## [DATA SUPPLIED]
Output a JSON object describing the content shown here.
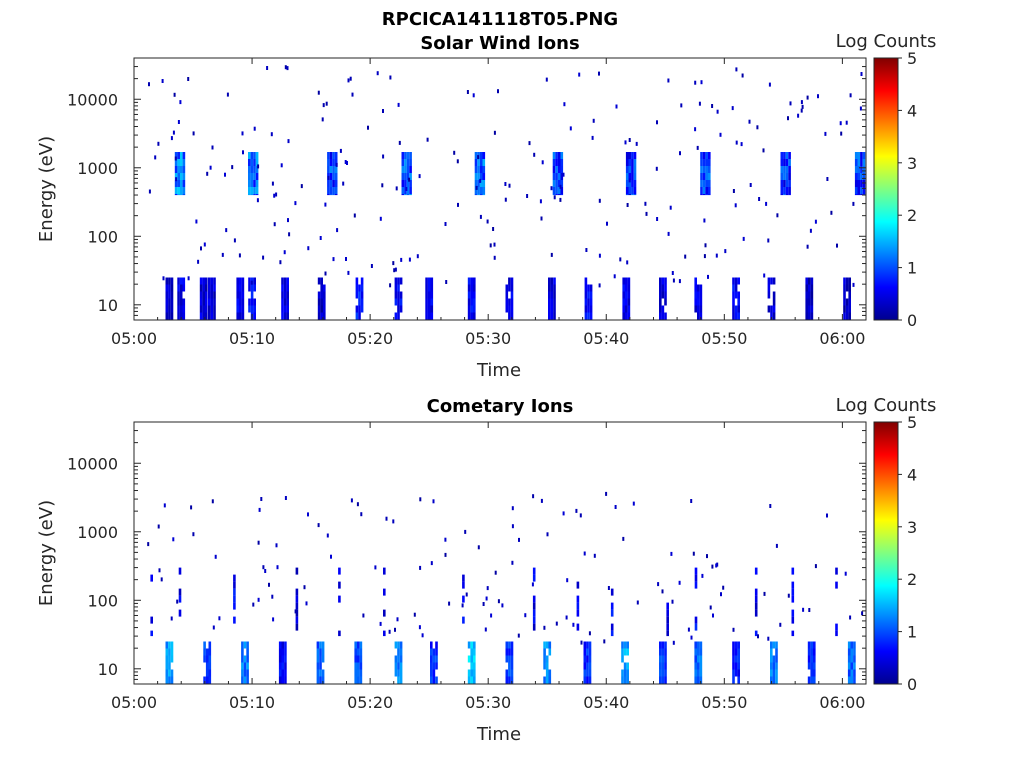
{
  "figure_title": "RPCICA141118T05.PNG",
  "colorscale": [
    "#00008f",
    "#0000ff",
    "#0080ff",
    "#00ffff",
    "#80ff80",
    "#ffff00",
    "#ff8000",
    "#ff0000",
    "#800000"
  ],
  "chart_data": [
    {
      "type": "heatmap",
      "title": "Solar Wind Ions",
      "xlabel": "Time",
      "ylabel": "Energy (eV)",
      "x_ticks": [
        "05:00",
        "05:10",
        "05:20",
        "05:30",
        "05:40",
        "05:50",
        "06:00"
      ],
      "x_tick_minutes": [
        0,
        10,
        20,
        30,
        40,
        50,
        60
      ],
      "xlim_minutes": [
        0,
        62
      ],
      "y_scale": "log",
      "ylim": [
        6,
        40000
      ],
      "y_ticks": [
        "10",
        "100",
        "1000",
        "10000"
      ],
      "y_tick_values": [
        10,
        100,
        1000,
        10000
      ],
      "colorbar": {
        "label": "Log Counts",
        "range": [
          0,
          5
        ],
        "ticks": [
          "0",
          "1",
          "2",
          "3",
          "4",
          "5"
        ]
      },
      "features": {
        "low_energy_columns": {
          "energy_range_eV": [
            6,
            25
          ],
          "minutes": [
            3,
            4,
            5.9,
            6.6,
            9,
            10,
            12.8,
            15.9,
            19.1,
            22.4,
            25,
            28.6,
            31.8,
            35.4,
            38.5,
            41.7,
            44.8,
            47.8,
            51,
            54,
            57.2,
            60.4
          ],
          "log_counts": [
            0.3,
            0.5,
            0.4,
            0.4,
            0.5,
            0.6,
            0.5,
            0.3,
            0.7,
            0.6,
            0.5,
            0.6,
            0.5,
            0.4,
            0.6,
            0.5,
            0.4,
            0.5,
            0.6,
            0.4,
            0.3,
            0.3
          ]
        },
        "peak_clusters": {
          "energy_range_eV": [
            400,
            1700
          ],
          "minutes": [
            3.9,
            10.1,
            16.8,
            23.1,
            29.3,
            35.9,
            42.1,
            48.4,
            55.2,
            61.5
          ],
          "log_counts": [
            1.2,
            1.1,
            0.9,
            1.0,
            1.1,
            0.9,
            0.8,
            0.9,
            0.8,
            0.9
          ]
        }
      }
    },
    {
      "type": "heatmap",
      "title": "Cometary Ions",
      "xlabel": "Time",
      "ylabel": "Energy (eV)",
      "x_ticks": [
        "05:00",
        "05:10",
        "05:20",
        "05:30",
        "05:40",
        "05:50",
        "06:00"
      ],
      "x_tick_minutes": [
        0,
        10,
        20,
        30,
        40,
        50,
        60
      ],
      "xlim_minutes": [
        0,
        62
      ],
      "y_scale": "log",
      "ylim": [
        6,
        40000
      ],
      "y_ticks": [
        "10",
        "100",
        "1000",
        "10000"
      ],
      "y_tick_values": [
        10,
        100,
        1000,
        10000
      ],
      "colorbar": {
        "label": "Log Counts",
        "range": [
          0,
          5
        ],
        "ticks": [
          "0",
          "1",
          "2",
          "3",
          "4",
          "5"
        ]
      },
      "features": {
        "low_energy_columns": {
          "energy_range_eV": [
            6,
            25
          ],
          "minutes": [
            3,
            6.2,
            9.4,
            12.6,
            15.8,
            19,
            22.4,
            25.4,
            28.6,
            31.8,
            35,
            38.4,
            41.6,
            44.8,
            47.8,
            51,
            54.2,
            57.4,
            60.8
          ],
          "log_counts": [
            1.4,
            0.9,
            1.2,
            0.6,
            1.1,
            1.0,
            1.3,
            0.8,
            1.6,
            0.9,
            1.3,
            0.8,
            1.4,
            0.9,
            1.1,
            0.7,
            1.2,
            0.8,
            1.1
          ]
        },
        "mid_energy_columns": {
          "energy_range_eV": [
            30,
            300
          ],
          "minutes": [
            1.5,
            3.9,
            8.5,
            13.8,
            17.4,
            21.2,
            27.9,
            33.9,
            37.6,
            40.5,
            45.2,
            47.6,
            52.7,
            55.8,
            59.5
          ],
          "log_counts": [
            0.5,
            0.5,
            0.6,
            0.4,
            0.5,
            0.5,
            0.6,
            0.5,
            0.5,
            0.6,
            0.4,
            0.6,
            0.5,
            0.6,
            0.5
          ]
        }
      }
    }
  ]
}
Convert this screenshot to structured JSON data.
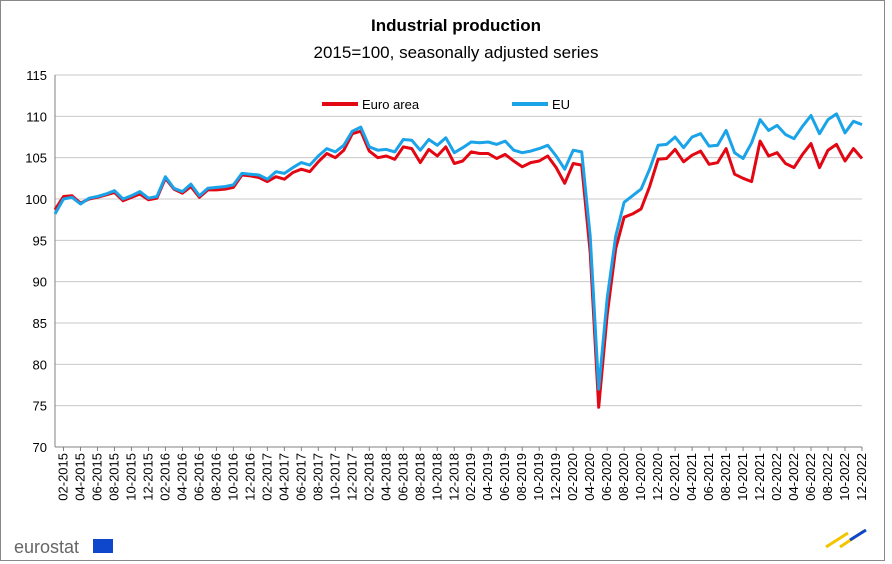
{
  "chart_data": {
    "type": "line",
    "title": "Industrial production",
    "subtitle": "2015=100, seasonally adjusted series",
    "logo": "eurostat",
    "categories": [
      null,
      "02-2015",
      null,
      "04-2015",
      null,
      "06-2015",
      null,
      "08-2015",
      null,
      "10-2015",
      null,
      "12-2015",
      null,
      "02-2016",
      null,
      "04-2016",
      null,
      "06-2016",
      null,
      "08-2016",
      null,
      "10-2016",
      null,
      "12-2016",
      null,
      "02-2017",
      null,
      "04-2017",
      null,
      "06-2017",
      null,
      "08-2017",
      null,
      "10-2017",
      null,
      "12-2017",
      null,
      "02-2018",
      null,
      "04-2018",
      null,
      "06-2018",
      null,
      "08-2018",
      null,
      "10-2018",
      null,
      "12-2018",
      null,
      "02-2019",
      null,
      "04-2019",
      null,
      "06-2019",
      null,
      "08-2019",
      null,
      "10-2019",
      null,
      "12-2019",
      null,
      "02-2020",
      null,
      "04-2020",
      null,
      "06-2020",
      null,
      "08-2020",
      null,
      "10-2020",
      null,
      "12-2020",
      null,
      "02-2021",
      null,
      "04-2021",
      null,
      "06-2021",
      null,
      "08-2021",
      null,
      "10-2021",
      null,
      "12-2021",
      null,
      "02-2022",
      null,
      "04-2022",
      null,
      "06-2022",
      null,
      "08-2022",
      null,
      "10-2022",
      null,
      "12-2022"
    ],
    "series": [
      {
        "name": "Euro area",
        "color": "#e30613",
        "values": [
          98.7,
          100.3,
          100.4,
          99.5,
          100.0,
          100.2,
          100.5,
          100.8,
          99.8,
          100.2,
          100.6,
          99.9,
          100.1,
          102.5,
          101.2,
          100.7,
          101.5,
          100.2,
          101.1,
          101.1,
          101.2,
          101.4,
          102.9,
          102.8,
          102.6,
          102.1,
          102.7,
          102.4,
          103.2,
          103.6,
          103.3,
          104.5,
          105.5,
          105.0,
          105.9,
          107.9,
          108.2,
          105.8,
          105.0,
          105.2,
          104.8,
          106.3,
          106.1,
          104.4,
          106.0,
          105.2,
          106.3,
          104.3,
          104.6,
          105.7,
          105.5,
          105.5,
          104.9,
          105.4,
          104.6,
          103.9,
          104.4,
          104.6,
          105.2,
          103.8,
          101.9,
          104.3,
          104.1,
          93.5,
          74.8,
          86.0,
          94.0,
          97.8,
          98.2,
          98.8,
          101.5,
          104.8,
          104.9,
          106.0,
          104.5,
          105.3,
          105.8,
          104.2,
          104.4,
          106.1,
          103.0,
          102.5,
          102.1,
          107.0,
          105.2,
          105.6,
          104.3,
          103.8,
          105.4,
          106.7,
          103.8,
          105.9,
          106.6,
          104.6,
          106.1,
          104.9
        ]
      },
      {
        "name": "EU",
        "color": "#1aa3e8",
        "values": [
          98.2,
          100.0,
          100.2,
          99.4,
          100.1,
          100.3,
          100.6,
          101.0,
          100.0,
          100.4,
          100.9,
          100.1,
          100.3,
          102.7,
          101.3,
          100.9,
          101.8,
          100.4,
          101.3,
          101.4,
          101.5,
          101.7,
          103.1,
          103.0,
          102.9,
          102.4,
          103.3,
          103.1,
          103.8,
          104.4,
          104.1,
          105.2,
          106.1,
          105.7,
          106.5,
          108.2,
          108.7,
          106.3,
          105.9,
          106.0,
          105.7,
          107.2,
          107.1,
          105.9,
          107.2,
          106.5,
          107.4,
          105.6,
          106.2,
          106.9,
          106.8,
          106.9,
          106.6,
          107.0,
          105.9,
          105.6,
          105.8,
          106.1,
          106.5,
          105.2,
          103.6,
          105.9,
          105.7,
          95.5,
          77.0,
          88.0,
          95.5,
          99.6,
          100.4,
          101.2,
          103.6,
          106.5,
          106.6,
          107.5,
          106.2,
          107.5,
          107.9,
          106.4,
          106.5,
          108.3,
          105.6,
          104.9,
          106.8,
          109.6,
          108.3,
          108.9,
          107.8,
          107.3,
          108.8,
          110.1,
          107.9,
          109.6,
          110.3,
          108.0,
          109.4,
          109.0
        ]
      }
    ],
    "ylim": [
      70,
      115
    ],
    "yticks": [
      70,
      75,
      80,
      85,
      90,
      95,
      100,
      105,
      110,
      115
    ],
    "grid": true,
    "legend": "top"
  }
}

## [WHAT YOU ARE ASKED TO DO]
Locate all lines in the listing above with the word "series". Copy them.

## [SOLUTION TO THIS TASK]
    "subtitle": "2015=100, seasonally adjusted series",
    "series": [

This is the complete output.